## Available records
_ _ _ _ _ _ _

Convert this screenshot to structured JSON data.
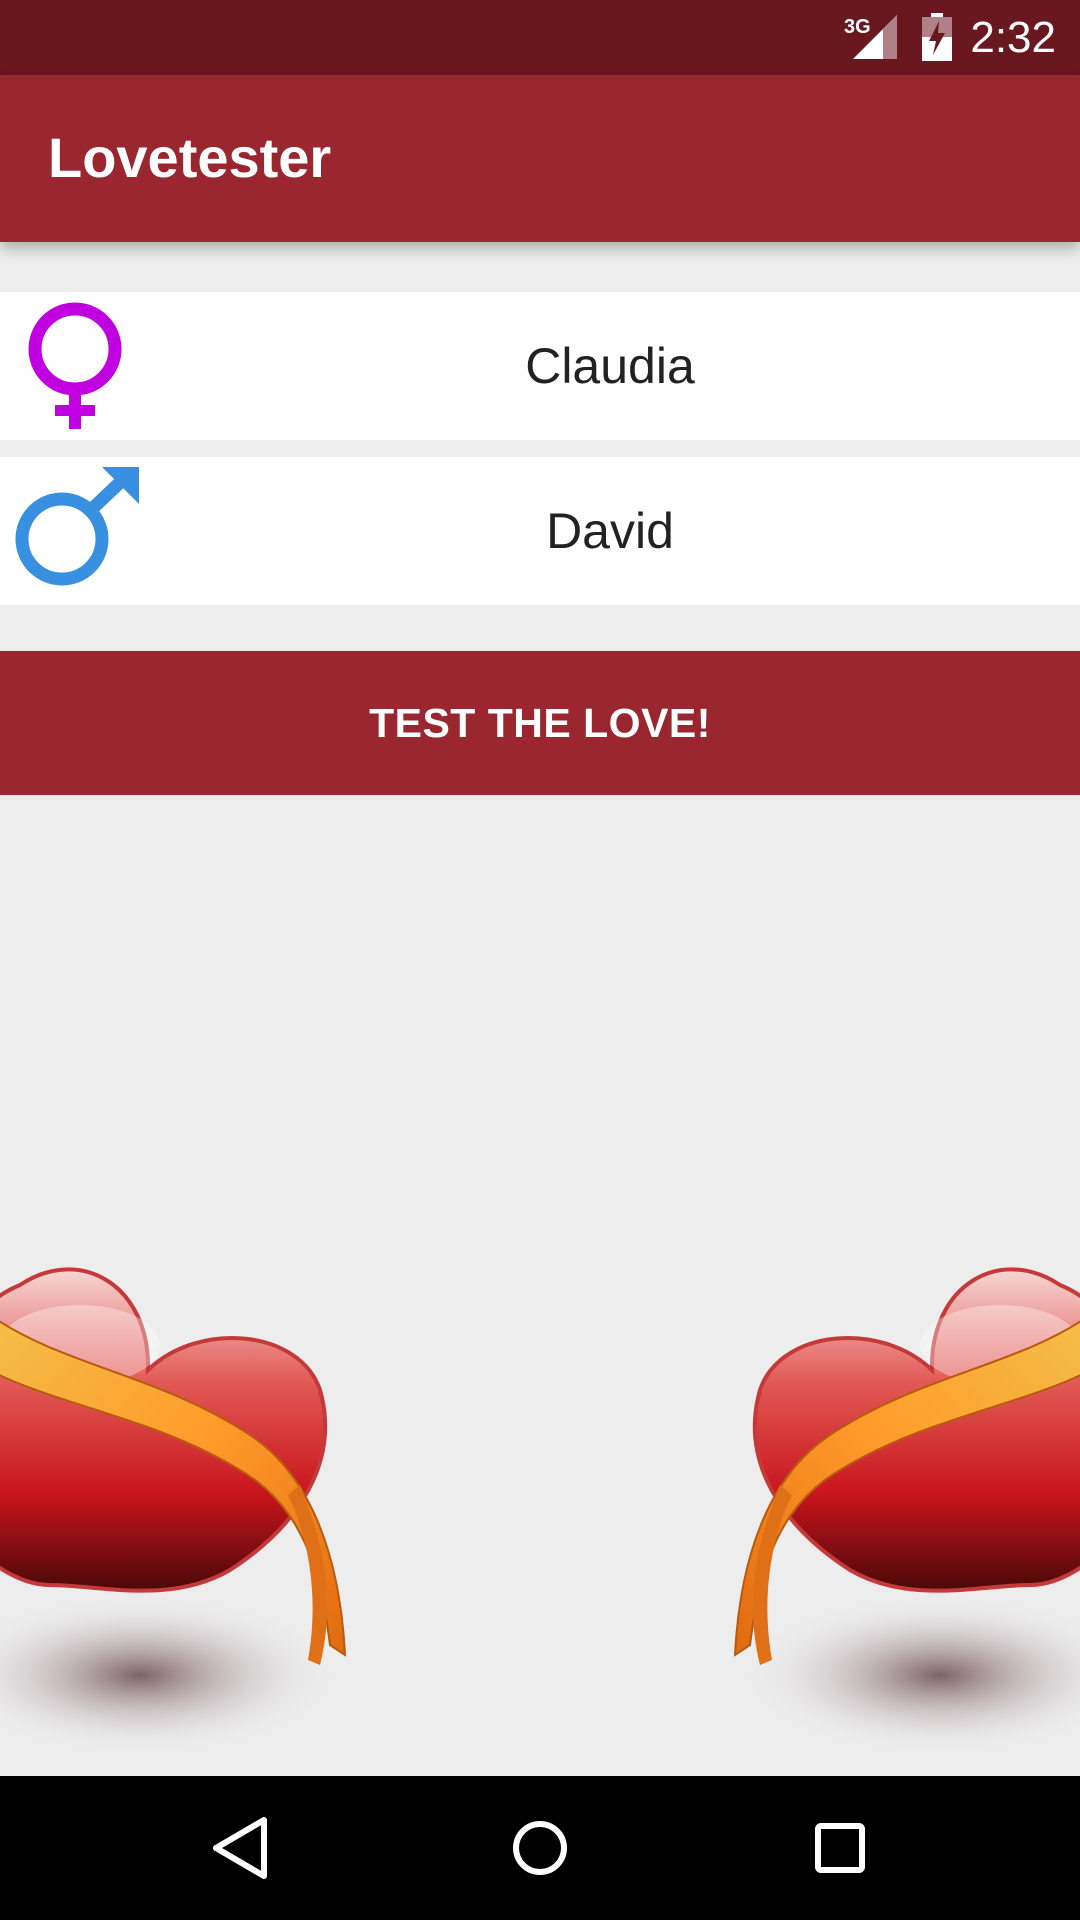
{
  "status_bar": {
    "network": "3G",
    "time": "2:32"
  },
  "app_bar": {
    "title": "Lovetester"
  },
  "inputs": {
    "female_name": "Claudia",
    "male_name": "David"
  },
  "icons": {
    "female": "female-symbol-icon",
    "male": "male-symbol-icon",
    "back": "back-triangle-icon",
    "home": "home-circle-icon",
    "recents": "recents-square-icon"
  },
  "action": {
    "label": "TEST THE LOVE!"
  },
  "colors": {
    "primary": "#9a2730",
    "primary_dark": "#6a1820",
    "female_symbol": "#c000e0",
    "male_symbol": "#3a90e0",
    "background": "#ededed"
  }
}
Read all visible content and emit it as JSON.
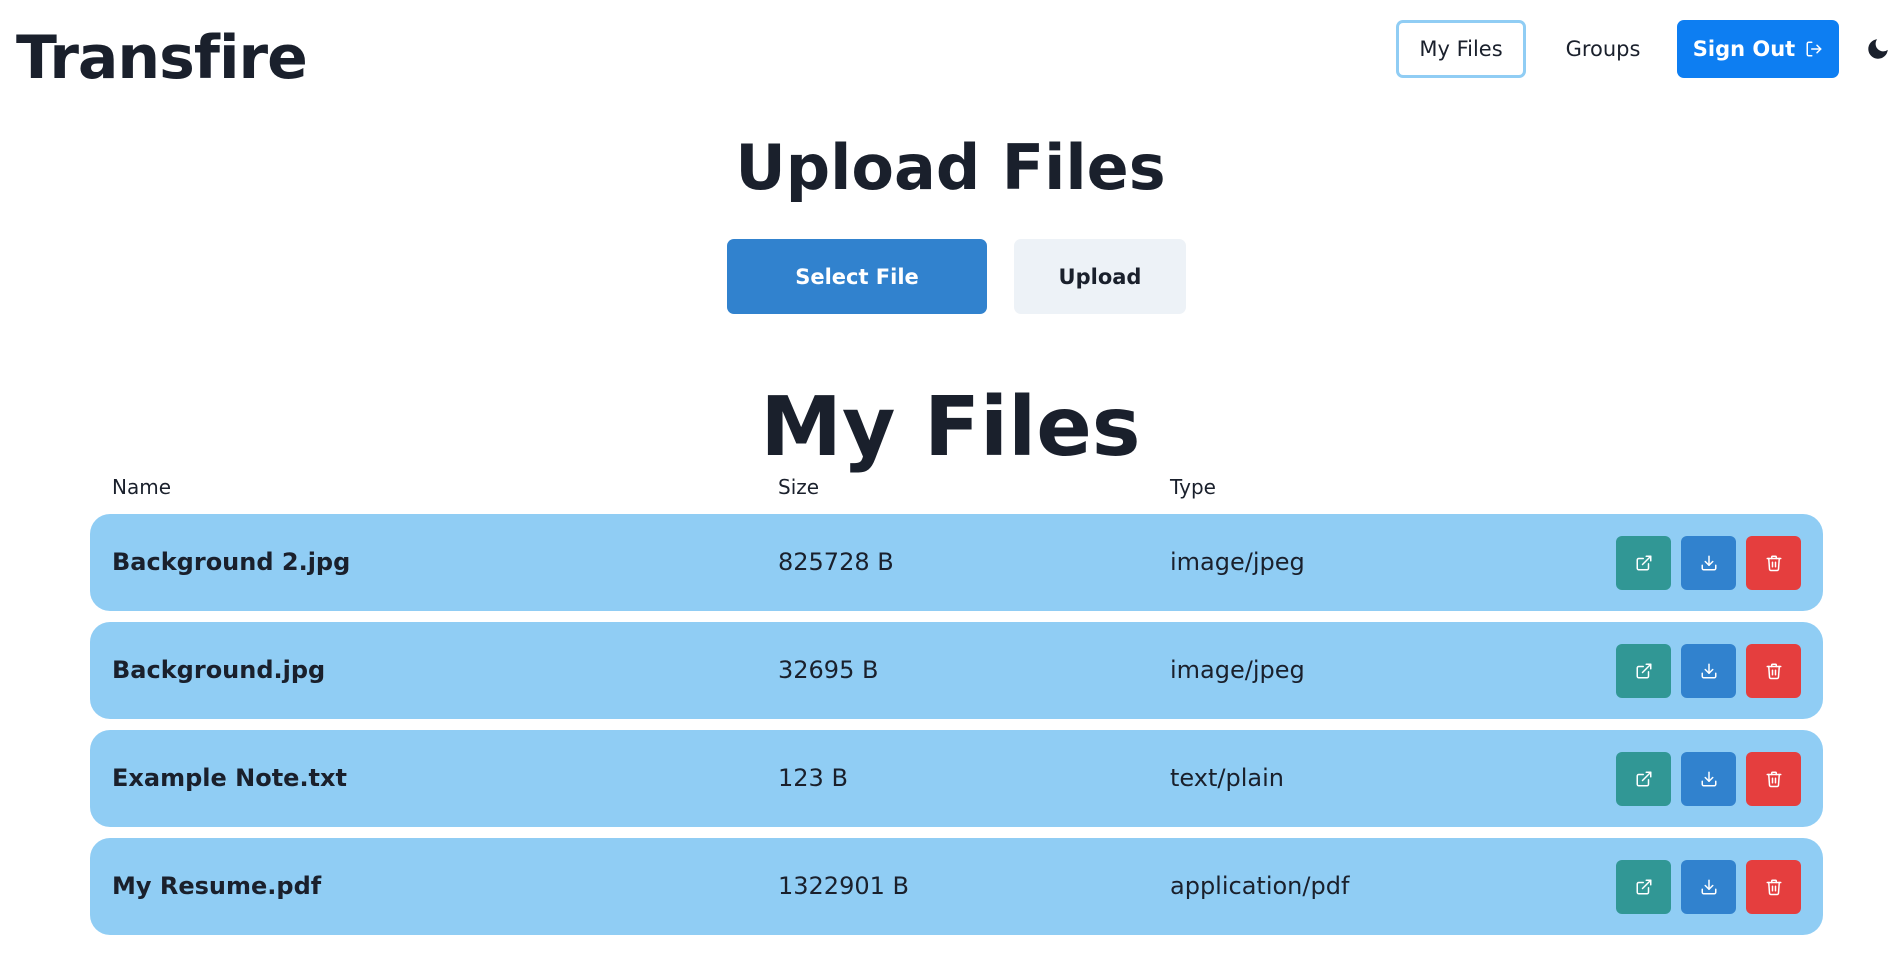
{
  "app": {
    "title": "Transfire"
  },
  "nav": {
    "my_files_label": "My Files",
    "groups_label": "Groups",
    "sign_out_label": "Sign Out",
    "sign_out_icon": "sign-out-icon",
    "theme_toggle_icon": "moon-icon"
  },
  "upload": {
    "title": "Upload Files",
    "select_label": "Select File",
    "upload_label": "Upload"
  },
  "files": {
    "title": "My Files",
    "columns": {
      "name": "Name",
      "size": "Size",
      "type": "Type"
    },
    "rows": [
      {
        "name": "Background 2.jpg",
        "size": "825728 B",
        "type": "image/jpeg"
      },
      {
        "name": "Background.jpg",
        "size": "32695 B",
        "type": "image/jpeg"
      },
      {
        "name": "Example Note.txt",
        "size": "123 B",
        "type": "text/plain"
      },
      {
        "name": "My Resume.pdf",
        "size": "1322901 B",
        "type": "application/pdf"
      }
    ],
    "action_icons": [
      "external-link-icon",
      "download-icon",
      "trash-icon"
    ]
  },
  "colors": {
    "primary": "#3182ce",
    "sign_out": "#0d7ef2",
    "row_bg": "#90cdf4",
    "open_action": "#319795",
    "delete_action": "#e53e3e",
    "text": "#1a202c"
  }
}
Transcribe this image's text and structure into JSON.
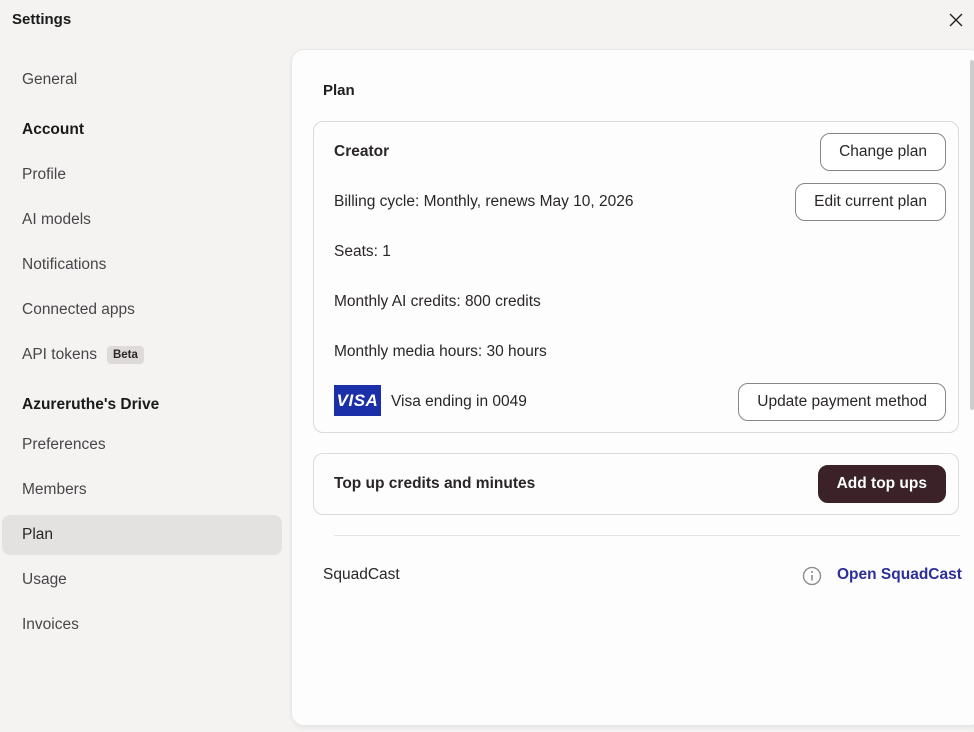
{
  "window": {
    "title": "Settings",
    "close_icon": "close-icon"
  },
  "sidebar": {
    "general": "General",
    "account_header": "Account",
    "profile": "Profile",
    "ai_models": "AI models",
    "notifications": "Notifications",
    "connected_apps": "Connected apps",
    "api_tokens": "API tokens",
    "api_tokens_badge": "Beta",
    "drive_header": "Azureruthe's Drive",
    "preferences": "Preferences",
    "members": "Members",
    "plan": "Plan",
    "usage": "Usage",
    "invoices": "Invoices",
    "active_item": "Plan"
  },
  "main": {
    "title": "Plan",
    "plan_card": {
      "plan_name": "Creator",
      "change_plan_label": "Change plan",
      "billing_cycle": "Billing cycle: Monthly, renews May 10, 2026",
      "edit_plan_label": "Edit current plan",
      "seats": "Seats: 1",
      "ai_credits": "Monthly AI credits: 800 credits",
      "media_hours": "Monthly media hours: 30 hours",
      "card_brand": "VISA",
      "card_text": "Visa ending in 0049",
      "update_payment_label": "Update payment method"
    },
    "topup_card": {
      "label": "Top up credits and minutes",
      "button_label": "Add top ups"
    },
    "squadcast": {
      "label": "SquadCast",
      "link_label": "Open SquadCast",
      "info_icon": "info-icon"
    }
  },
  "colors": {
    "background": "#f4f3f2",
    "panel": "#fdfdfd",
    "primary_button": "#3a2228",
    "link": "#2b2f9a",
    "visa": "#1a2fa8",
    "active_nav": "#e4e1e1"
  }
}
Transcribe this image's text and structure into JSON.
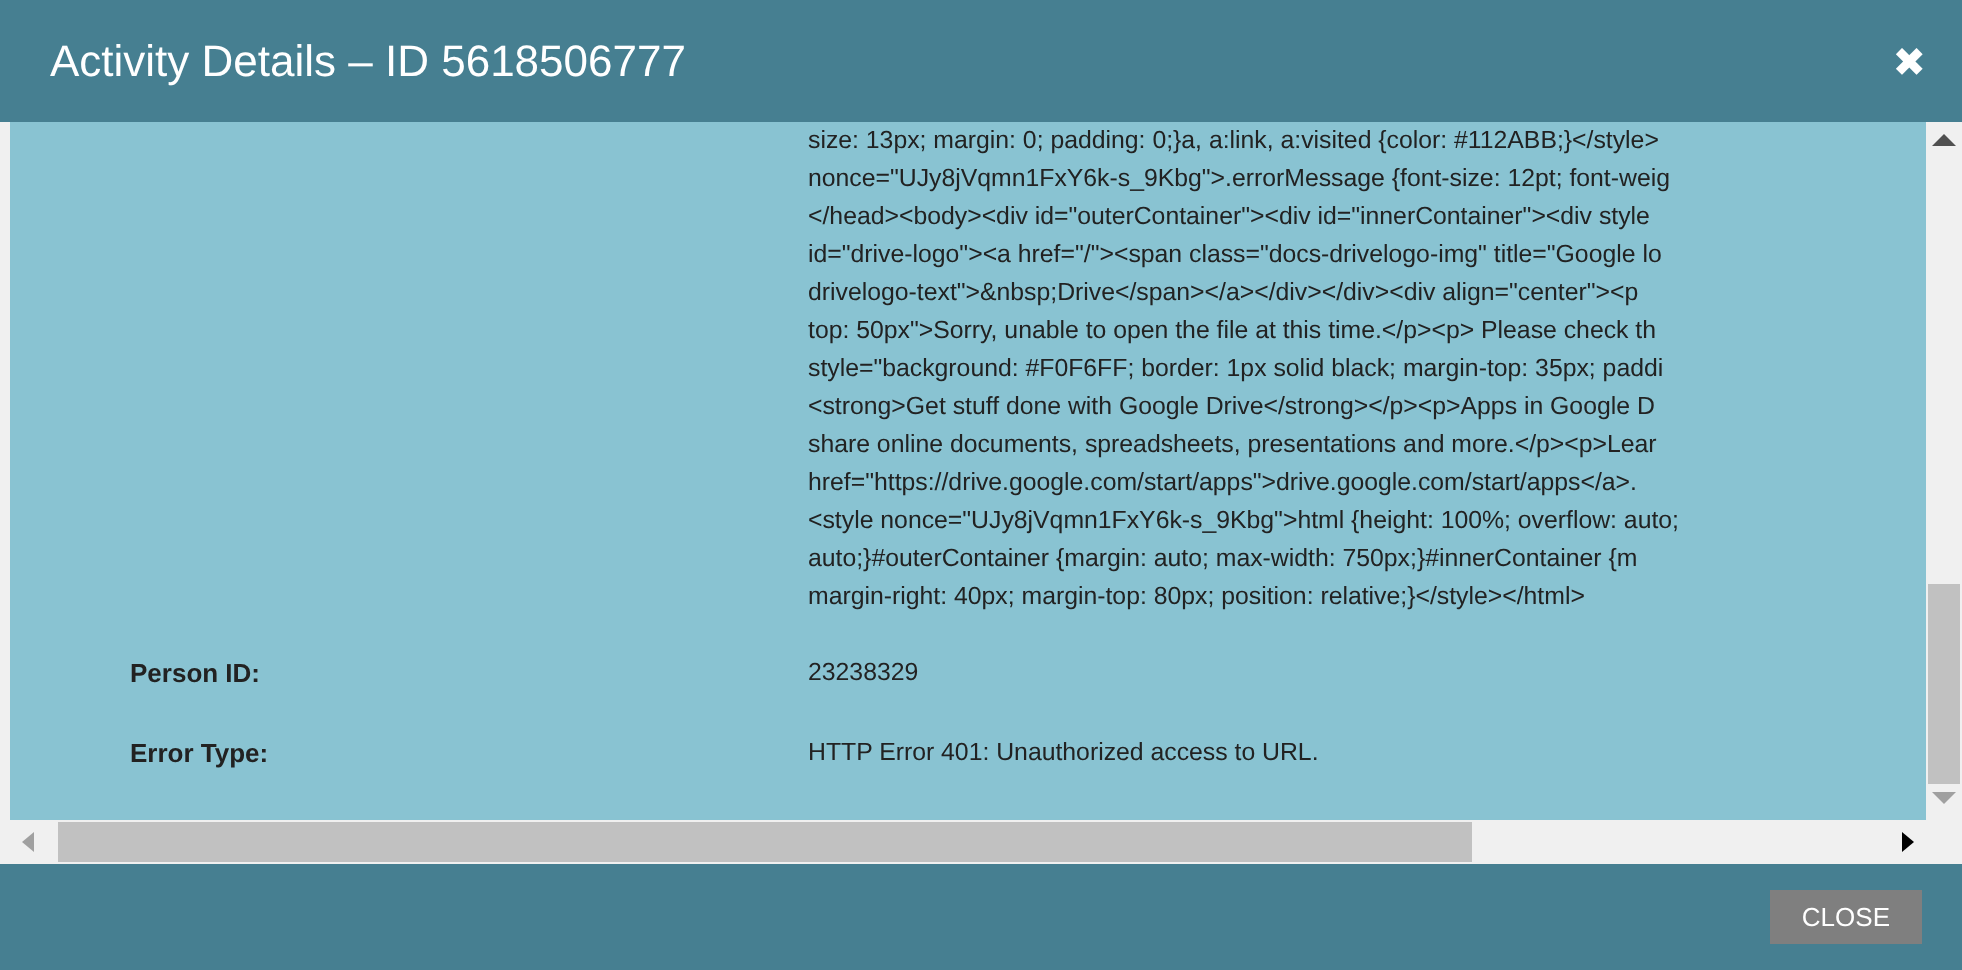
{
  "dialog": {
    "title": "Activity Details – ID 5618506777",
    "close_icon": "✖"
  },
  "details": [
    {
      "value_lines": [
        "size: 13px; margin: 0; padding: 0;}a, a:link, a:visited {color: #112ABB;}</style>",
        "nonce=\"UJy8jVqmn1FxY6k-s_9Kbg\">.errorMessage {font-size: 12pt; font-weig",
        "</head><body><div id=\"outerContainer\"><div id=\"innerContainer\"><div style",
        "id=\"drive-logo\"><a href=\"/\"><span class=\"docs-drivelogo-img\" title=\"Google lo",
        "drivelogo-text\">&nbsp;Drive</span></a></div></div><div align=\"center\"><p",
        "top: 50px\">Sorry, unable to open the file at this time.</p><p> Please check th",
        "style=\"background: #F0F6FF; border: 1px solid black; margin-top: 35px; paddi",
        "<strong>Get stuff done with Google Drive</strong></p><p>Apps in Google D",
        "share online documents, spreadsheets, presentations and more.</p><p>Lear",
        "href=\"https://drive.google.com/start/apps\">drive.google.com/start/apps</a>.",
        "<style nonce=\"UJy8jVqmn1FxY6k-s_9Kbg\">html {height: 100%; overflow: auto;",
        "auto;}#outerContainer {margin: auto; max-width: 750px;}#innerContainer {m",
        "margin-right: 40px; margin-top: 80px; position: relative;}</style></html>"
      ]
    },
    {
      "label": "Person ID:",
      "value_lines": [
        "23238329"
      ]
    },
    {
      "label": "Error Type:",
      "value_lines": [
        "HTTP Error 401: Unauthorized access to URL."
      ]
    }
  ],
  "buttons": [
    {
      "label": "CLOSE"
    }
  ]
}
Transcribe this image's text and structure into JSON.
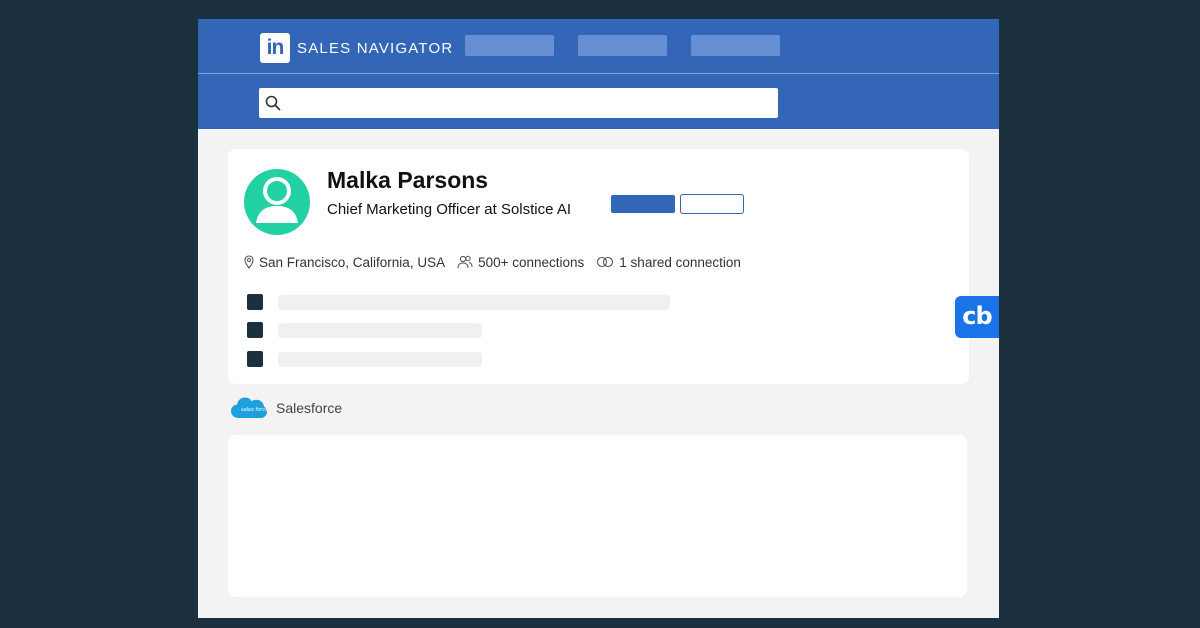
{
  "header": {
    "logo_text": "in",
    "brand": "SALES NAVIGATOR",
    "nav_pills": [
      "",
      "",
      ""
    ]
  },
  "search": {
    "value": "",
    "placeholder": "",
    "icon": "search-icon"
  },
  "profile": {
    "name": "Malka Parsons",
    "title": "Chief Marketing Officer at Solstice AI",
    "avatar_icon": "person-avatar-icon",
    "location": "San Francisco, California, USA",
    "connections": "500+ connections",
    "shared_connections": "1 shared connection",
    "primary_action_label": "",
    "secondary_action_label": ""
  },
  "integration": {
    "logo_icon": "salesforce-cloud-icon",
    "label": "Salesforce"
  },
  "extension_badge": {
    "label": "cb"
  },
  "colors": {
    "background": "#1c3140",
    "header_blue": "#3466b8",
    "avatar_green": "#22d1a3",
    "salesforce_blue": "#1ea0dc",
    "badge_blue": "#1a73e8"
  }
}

_ _ _ _ _ _ _

## The problem
Return all lines with the word "span" in them.

## Written reply
        "id=\"drive-logo\"><a href=\"/\"><span class=\"docs-drivelogo-img\" title=\"Google lo",
        "drivelogo-text\">&nbsp;Drive</span></a></div></div><div align=\"center\"><p",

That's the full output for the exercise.